== TEXT EXCERPT ==
# # # # #
Parliament tried to stay neutral and would not discuss the merits of
the King’s councillors: it was readier to talk about the provision of a fixed income for the royal household. But the Commons, who supported York, demonstrated that support by electing his adherent, Sir William Oldhall, as Speaker. Oldhall was a wealthy Norfolk landowner who had known the Duke for many years, serving him first as a councillor in Normandy and latterly as his chamberlain; he was an influential man, with powerful friends and relations.
Under Oldhall’s auspices, the Commons demanded, and got, an Act of Resumption providing for the return of all Crown lands alienated during the past twenty years and the establishment of a committee whose function was to oversee any royal grants proposed in the future. They also secured a promise from the King that efforts would be made to restore law and order in the shires.
While Parliament was sitting, York’s falcon and fetterlock badge mysteriously appeared all over the city of London each night, only to be torn down every morning and replaced by the royal arms, which were in turn removed the following night. The Lord Mayor, anxious to maintain order, put on his armour each day and rode through the city with a band of soldiers ‘harnessed defensibly for war’. He also ordered the crying of a proclamation forbidding the people to speak of or meddle ‘with any matters done in the Parliament’.
When York came to Parliament he publicly criticised the government’s policy of ignoring the demands of the people and taxing them heavily while rewarding royal favourites and allowing them – already rich men – to keep their wealth. But if York had entertained hopes of removing his enemies by constitutional means he was destined to be frustrated.
Many were angry that York’s complaints had been ignored. On 30 November, says Benet, a crowd of Londoners and
the armed men who had come with the nobles learned that neither the King nor the nobles had spoken of punishing the traitors whose actions were a scandal throughout England, in particular the Duke of Somerset, whose negligence was responsible for the loss of Normandy. So they cried out thrice in Westminster Hall to all the lords, saying, ‘Give us justice! Punish the traitors!’
After the death of Suffolk, the Queen had turned to ‘our dearest cousin, Edmund, Duke of Somerset’ to take his place in her counsels and as leader of the court party. Her friendship extended not only to the Duke but also to his wife, Eleanor Beauchamp, one of her closest confidantes. Within two years the Queen would award Somerset an
annuity of £66.13s.4d. (£66.67p) for ‘his good and laudable counsel in urgent business’. Favouring Somerset could only alienate York, but the Queen already regarded him as her enemy, and when York returned from Ireland she made it very clear that it was Somerset, and Somerset alone, who, with her favour and the King’s, would enjoy prominence in the government.
# # # # #
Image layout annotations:
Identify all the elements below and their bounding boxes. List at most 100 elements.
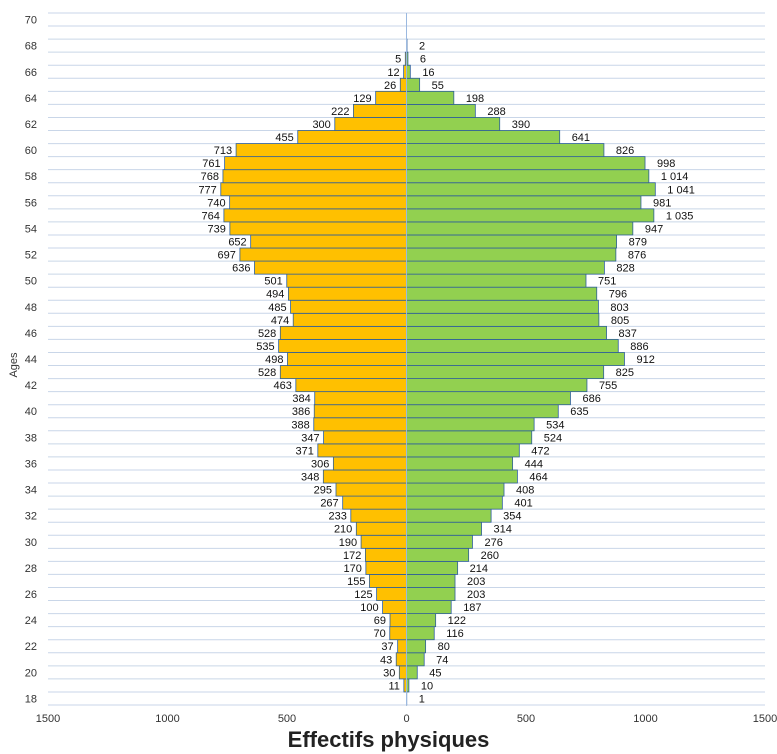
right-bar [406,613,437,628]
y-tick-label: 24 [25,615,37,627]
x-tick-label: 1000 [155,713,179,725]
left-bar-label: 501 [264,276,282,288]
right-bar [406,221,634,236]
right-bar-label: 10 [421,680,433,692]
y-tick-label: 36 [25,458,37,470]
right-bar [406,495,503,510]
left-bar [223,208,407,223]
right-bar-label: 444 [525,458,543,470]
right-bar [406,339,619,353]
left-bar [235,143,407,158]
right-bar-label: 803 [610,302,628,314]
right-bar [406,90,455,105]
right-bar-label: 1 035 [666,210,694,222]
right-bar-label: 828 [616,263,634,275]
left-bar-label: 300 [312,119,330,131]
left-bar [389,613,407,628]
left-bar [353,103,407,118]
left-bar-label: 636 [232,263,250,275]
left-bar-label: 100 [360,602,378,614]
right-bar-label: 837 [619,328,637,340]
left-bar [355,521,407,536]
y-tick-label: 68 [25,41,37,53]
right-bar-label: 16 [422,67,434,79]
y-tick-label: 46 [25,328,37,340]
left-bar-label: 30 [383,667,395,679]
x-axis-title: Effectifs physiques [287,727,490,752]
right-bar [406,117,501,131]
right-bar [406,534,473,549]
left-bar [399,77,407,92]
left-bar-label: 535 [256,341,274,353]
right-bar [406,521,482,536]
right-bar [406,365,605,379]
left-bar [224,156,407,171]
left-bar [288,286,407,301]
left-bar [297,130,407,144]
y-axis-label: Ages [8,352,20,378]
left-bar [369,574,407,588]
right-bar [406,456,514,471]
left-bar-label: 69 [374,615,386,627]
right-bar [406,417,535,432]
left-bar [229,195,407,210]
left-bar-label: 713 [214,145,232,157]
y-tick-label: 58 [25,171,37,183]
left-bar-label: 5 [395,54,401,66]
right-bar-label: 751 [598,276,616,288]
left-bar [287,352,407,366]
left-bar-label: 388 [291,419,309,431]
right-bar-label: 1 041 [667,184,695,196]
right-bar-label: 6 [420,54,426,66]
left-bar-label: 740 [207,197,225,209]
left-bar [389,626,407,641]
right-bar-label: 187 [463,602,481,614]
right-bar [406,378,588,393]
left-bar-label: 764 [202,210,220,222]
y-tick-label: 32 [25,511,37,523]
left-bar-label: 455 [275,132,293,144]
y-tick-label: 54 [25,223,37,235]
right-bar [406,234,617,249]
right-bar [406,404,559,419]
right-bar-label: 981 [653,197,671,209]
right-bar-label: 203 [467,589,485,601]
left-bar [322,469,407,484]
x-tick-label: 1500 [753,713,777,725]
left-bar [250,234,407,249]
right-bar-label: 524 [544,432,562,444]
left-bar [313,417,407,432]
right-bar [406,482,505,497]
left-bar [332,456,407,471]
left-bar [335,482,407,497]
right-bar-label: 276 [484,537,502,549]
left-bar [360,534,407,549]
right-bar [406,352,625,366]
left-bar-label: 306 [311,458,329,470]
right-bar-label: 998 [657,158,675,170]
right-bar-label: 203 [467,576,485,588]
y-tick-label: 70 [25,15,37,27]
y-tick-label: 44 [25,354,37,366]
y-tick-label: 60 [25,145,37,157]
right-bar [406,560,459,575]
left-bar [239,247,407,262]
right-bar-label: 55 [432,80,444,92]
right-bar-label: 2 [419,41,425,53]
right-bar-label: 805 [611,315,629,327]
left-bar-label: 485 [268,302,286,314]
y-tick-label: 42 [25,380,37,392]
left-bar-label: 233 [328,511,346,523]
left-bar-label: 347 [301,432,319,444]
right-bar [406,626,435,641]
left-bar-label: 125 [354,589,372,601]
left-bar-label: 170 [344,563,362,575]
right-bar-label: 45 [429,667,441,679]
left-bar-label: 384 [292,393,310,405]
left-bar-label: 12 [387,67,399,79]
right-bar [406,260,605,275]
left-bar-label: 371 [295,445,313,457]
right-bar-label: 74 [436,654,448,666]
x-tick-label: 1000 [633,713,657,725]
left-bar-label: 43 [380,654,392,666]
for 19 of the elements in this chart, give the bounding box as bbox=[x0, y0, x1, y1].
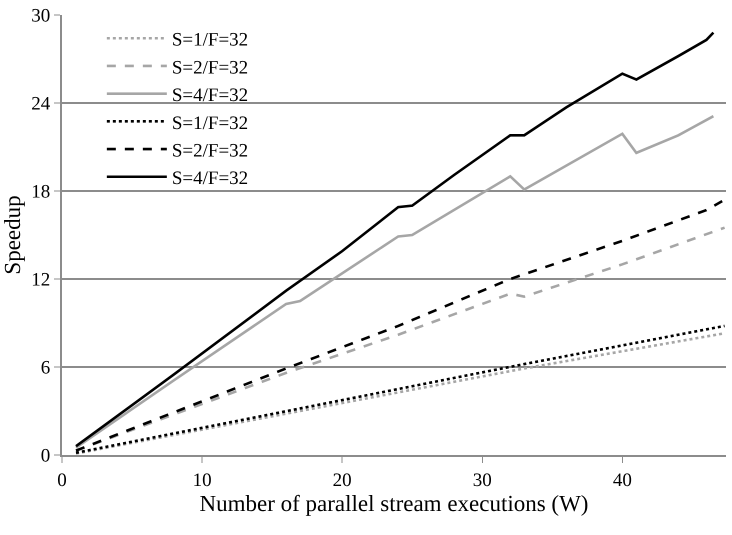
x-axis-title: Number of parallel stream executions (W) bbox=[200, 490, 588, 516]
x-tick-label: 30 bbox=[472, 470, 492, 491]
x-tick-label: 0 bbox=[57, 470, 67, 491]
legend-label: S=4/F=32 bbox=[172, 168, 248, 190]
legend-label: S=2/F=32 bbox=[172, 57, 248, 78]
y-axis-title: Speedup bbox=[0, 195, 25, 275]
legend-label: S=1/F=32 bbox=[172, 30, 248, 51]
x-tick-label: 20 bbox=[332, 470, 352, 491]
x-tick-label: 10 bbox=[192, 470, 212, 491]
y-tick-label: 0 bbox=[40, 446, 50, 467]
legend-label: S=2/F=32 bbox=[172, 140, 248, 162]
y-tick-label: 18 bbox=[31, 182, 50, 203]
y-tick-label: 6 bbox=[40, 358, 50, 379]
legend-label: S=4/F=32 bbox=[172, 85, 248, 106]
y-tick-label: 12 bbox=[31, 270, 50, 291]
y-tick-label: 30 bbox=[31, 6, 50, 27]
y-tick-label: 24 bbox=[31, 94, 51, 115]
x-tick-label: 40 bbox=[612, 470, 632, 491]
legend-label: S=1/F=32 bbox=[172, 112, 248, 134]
# # # # #
== EXERCISES TO COMPLETE ==
1 – Revise the entries between the lines holding "x-axis-title: Number of" and "y-axis-title: Speedup bbox=[0, 195, 25, 275]", inclusive, so that "legend-label" becomes "legend-text" and nothing else changes.
2 – Continue the passage on York and Parliament from its final sentence.
These entries bear no relation to the passage on York and Parliament.

== OUTPUTS FOR THE TASKS ==
1 –
x-axis-title: Number of parallel stream executions (W) bbox=[200, 490, 588, 516]
x-tick-label: 30 bbox=[472, 470, 492, 491]
x-tick-label: 0 bbox=[57, 470, 67, 491]
legend-text: S=4/F=32 bbox=[172, 168, 248, 190]
legend-text: S=2/F=32 bbox=[172, 57, 248, 78]
y-axis-title: Speedup bbox=[0, 195, 25, 275]

2 –
York’s influence, however, prevailed for the time being over the Queen’s, and on 1 December he had his way when Somerset was impeached by Parliament: the Duke was condemned to imprisonment in the Tower of London and taken there the same day. Having netted – or so he thought – the biggest fish, York made plans to snare other members of the court party, but the King and Queen refused to accept the judgement of Parliament and Margaret ordered Somerset’s release only hours after his imprisonment had begun.
York’s supporters were incensed. That afternoon, after Somerset had returned to Blackfriars, about a thousand of them marched on his house with a mob of angry citizens, meaning, says Benet, to kill him. They dragged him to a waiting barge, ‘but the Earl of Devon, on the Duke of York’s request, calmed them and prudently arrested their leader, who was taken in secret to the Tower, so as not to provoke the common people’. When Somerset returned home he found that his house had been stripped of all his possessions, and the looters had also ransacked the homes of men who were friendly to him.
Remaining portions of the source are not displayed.